** START OF PROVIDED RECORDS **
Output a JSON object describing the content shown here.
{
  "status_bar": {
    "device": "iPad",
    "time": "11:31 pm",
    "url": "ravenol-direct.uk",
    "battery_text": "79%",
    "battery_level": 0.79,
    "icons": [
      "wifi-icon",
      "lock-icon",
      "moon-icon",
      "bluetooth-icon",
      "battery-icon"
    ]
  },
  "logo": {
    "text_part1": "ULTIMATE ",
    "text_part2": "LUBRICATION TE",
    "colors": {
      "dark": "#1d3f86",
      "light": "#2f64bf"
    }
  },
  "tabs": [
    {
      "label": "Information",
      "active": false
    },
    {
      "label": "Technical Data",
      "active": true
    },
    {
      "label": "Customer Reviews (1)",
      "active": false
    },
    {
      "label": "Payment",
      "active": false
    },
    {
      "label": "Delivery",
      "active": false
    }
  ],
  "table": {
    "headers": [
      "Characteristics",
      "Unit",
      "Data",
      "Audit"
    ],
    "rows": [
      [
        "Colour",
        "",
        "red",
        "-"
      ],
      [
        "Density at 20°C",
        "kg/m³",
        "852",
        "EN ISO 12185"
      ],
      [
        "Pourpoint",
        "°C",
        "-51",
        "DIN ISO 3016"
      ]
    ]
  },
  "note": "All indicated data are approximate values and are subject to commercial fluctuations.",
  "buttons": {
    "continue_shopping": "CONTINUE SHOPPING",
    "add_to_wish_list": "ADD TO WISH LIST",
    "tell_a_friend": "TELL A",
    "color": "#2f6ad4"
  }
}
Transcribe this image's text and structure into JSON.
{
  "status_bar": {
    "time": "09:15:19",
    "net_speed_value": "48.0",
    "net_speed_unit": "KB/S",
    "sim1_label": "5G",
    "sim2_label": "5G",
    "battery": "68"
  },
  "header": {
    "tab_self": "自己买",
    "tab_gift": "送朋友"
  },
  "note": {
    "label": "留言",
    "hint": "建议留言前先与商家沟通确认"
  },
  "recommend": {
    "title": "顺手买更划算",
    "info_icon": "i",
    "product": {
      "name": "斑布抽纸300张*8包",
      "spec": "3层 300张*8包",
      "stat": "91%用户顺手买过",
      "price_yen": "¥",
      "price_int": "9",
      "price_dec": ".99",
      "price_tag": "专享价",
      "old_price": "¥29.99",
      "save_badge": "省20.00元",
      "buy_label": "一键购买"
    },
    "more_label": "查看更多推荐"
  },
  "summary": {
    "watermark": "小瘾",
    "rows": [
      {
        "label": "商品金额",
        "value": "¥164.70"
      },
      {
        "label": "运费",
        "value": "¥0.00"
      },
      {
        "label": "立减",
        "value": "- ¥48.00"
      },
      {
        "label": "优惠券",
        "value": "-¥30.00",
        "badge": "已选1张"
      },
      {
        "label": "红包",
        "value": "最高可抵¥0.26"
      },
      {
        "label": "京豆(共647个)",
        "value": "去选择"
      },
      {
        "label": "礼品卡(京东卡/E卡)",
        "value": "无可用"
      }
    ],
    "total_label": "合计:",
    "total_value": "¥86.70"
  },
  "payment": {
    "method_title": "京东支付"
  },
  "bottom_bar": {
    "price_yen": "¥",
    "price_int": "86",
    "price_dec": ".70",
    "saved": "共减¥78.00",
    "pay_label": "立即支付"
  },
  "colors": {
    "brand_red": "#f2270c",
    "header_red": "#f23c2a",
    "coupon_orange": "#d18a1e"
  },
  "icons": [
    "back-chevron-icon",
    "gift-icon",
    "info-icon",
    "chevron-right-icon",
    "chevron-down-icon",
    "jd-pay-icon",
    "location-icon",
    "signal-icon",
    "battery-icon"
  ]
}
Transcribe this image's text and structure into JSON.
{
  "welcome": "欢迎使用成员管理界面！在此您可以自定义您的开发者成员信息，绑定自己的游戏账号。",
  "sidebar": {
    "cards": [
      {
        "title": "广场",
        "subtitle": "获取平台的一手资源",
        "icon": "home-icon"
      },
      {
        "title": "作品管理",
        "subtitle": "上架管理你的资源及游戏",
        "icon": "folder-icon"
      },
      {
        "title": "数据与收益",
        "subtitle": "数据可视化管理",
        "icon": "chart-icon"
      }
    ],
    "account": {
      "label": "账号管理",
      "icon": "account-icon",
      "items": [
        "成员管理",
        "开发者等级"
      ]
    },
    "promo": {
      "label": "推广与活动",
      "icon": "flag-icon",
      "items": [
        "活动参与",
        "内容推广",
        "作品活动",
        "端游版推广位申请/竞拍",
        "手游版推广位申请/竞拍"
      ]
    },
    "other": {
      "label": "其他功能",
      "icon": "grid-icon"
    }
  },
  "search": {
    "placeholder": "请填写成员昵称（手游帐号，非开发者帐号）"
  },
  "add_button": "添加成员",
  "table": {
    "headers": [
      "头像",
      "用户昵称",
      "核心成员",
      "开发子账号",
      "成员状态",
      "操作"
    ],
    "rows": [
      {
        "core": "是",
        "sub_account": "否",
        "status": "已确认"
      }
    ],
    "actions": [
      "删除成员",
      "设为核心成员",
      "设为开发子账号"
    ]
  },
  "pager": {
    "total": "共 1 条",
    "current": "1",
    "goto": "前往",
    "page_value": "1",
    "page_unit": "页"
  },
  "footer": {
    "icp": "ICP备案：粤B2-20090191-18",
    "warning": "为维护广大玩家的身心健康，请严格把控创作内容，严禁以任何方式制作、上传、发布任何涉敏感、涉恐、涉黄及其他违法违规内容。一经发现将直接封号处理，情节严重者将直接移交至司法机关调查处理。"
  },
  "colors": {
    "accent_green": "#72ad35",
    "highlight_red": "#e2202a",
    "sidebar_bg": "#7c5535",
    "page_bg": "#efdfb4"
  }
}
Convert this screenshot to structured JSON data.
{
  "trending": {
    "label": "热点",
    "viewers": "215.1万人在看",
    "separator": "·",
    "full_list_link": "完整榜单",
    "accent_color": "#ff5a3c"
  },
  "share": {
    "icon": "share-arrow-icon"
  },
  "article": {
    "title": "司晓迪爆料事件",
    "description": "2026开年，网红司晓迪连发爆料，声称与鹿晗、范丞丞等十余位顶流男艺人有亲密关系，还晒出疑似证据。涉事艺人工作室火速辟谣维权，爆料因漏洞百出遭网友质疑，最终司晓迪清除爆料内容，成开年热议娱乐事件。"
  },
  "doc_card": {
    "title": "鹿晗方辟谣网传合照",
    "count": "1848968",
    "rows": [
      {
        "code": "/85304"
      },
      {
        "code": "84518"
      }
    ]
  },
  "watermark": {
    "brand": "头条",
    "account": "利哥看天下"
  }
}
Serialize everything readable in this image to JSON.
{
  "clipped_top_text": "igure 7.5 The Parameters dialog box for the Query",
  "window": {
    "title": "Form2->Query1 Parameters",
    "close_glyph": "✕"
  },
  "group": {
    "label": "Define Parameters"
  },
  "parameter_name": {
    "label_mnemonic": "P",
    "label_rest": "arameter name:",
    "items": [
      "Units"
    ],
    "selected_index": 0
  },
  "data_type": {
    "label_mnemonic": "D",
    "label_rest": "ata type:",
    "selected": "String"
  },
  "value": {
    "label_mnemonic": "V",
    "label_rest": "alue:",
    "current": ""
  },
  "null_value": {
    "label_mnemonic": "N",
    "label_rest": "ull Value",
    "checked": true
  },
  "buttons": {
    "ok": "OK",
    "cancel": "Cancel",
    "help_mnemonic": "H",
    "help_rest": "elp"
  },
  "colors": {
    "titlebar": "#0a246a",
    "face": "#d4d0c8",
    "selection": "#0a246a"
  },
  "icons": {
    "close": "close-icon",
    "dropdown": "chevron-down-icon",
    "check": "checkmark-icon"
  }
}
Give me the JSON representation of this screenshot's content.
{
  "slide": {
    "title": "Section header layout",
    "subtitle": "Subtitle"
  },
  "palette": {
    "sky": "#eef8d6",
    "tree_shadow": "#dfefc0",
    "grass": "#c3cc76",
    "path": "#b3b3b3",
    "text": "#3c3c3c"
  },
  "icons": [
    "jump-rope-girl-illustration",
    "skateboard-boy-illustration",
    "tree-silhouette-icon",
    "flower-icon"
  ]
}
** END OF PROVIDED RECORDS **
EXERCISE ->
Scan the material line by line and report each one that contains "down".

THE REPLY ->
    "chevron-down-icon",
    "dropdown": "chevron-down-icon",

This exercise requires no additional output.